Document section:
━━━━━━━━
Japan shows Europe how to dial back stimulus without spooking investors

The Bank of Japan responds

Sadly for the media the word taper required the word reverse in front of it. From the Nikkei Asian Review only a few short hours later.

At 10:10 a.m. Japan time, the BOJ unleashed what a market manager for a leading brokerage called a “devastating” combination, announcing both a fixed-rate operation, in which the central bank agrees to buy unlimited bonds at a fixed yield, and an increase in the size of regular bond-buying operations. It was the first time the bank had executed such policies simultaneously.

So more is apparently less as we note that this bit could only have come from Japan.

When yields on 10-year Japanese government bonds hit 0.1% on Thursday evening, the central bank was forced to ring up Japan’s leading securities firms for advice.

What would they have done in places like Greece Italy or Portugal in the Euro area crisis or in the early days of my career when longer UK Gilt yields passed 15%?!

By Friday morning, 10-year JGB yields had reached 0.105% — the last straw

We will have to see what happens next but should the Bank of Japan feel the need to keep intervening this could be the state of play.

If the central bank keeps buying up 10-year JGBs as quickly as it did Friday, annual purchases could exceed new issuance, according to Takenobu Nakashima of Nomura Securities, burning through fuel for measures to combat a future yield surge.

Actually if it bought them all that would of itself tend to stop any yield surge. Although of course that is just the flow so there would still be an existing stock albeit one which the Bank of Japan owes a fair bit of.

Massive bond purchases have swollen the BOJ’s balance sheet to roughly the size of Japan’s gross domestic product

Around 90% I think. There are various issues here one of which has been conveniently pointed out by the European Central Bank this morning.

Worsened liquidity in domestic government bond market

They mean in the Euro area but imagine how much worse the state of play will be in Japan. We do know that trading volumes have dropped a lot so should the day come that the Bank of Japan decides to withdraw a lot of Japanese fingers will be crossed that past traders and buyers will return. The truth is we simply do not know.

Oh and I see some looking at the equity capital of the Bank of Japan implying it could go broke. But that misses the fact that not only is it backed by the Japanese Treasury but it is pursuing Abenomics a government policy.

Number Crunching

Currently Japan owes this according to Japan Macro Advisers.

At the end of March 2017, the Japanese general government owed a total of 1270.5 trillion yen in liability, equivalent to 236.4% of GDP. The liability includes 863 trillion yen of JGBs, 115.2 trillion yen of T-bills and 157.5 trillion yen of loans.

The Bank of Japan owns over 400 Trillion Yen of these so in round numbers if it wrote these off it would reduce the debt burden to ~160% of GDP. I am by no means suggesting this but if such a situation led to a lower value for the Japanese Yen well that is government policy isn’t it? Of course the danger of debt monetisation of that form is that the currency falls heavily or plummets in a destabilising fashion like Ghana saw for those who recall when I looked at its woes.
━━━━━━━━
[Dataset records]
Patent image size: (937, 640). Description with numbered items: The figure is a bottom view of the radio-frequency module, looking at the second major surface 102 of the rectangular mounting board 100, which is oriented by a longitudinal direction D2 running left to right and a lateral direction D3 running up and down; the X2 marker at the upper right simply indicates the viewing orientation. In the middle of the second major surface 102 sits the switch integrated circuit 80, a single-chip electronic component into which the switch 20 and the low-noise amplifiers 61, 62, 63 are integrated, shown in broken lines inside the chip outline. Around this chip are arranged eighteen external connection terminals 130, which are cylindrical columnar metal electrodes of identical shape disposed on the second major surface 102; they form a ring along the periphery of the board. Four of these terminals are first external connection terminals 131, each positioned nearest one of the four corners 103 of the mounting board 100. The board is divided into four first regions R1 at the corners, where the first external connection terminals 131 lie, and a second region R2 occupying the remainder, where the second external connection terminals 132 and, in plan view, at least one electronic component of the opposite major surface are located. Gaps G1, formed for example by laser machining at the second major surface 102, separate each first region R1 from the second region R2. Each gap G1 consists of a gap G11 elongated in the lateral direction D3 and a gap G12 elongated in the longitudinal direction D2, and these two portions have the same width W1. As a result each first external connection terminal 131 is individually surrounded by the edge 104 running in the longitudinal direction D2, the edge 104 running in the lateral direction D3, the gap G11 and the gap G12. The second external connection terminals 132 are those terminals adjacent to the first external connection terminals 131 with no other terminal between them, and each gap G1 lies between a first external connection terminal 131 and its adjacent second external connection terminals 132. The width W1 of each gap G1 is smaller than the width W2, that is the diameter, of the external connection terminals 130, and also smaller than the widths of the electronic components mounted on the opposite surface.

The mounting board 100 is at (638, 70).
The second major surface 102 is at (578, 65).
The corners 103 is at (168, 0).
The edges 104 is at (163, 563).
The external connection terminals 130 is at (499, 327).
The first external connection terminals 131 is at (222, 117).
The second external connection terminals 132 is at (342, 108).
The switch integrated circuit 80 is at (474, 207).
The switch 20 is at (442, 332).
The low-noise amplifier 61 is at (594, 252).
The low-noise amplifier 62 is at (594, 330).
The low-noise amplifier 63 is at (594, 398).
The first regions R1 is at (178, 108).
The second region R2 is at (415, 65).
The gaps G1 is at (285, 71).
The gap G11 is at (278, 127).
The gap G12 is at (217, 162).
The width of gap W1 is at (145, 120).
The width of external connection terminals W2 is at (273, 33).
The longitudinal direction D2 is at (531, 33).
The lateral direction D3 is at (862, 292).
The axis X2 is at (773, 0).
━━━━━━━━
Work instructions:
- a) According to the Bank of Japan piece, what components made up the Japanese general government's liability at the end of March 2017? List each with its stated amount.
- b) Answer these questions from the Bank of Japan piece:
(i) At what time Japan time did the BOJ make its announcement?
(ii) What level had 10-year JGB yields reached by Friday morning?
(iii) As a percentage of GDP, how large was the total liability that Japan Macro Advisers reported for the end of March 2017?

Task results:
- a)
- JGBs: 863 trillion yen
- T-bills: 115.2 trillion yen
- Loans: 157.5 trillion yen

- b)
(i) 10:10 a.m.
(ii) 0.105%
(iii) 236.4%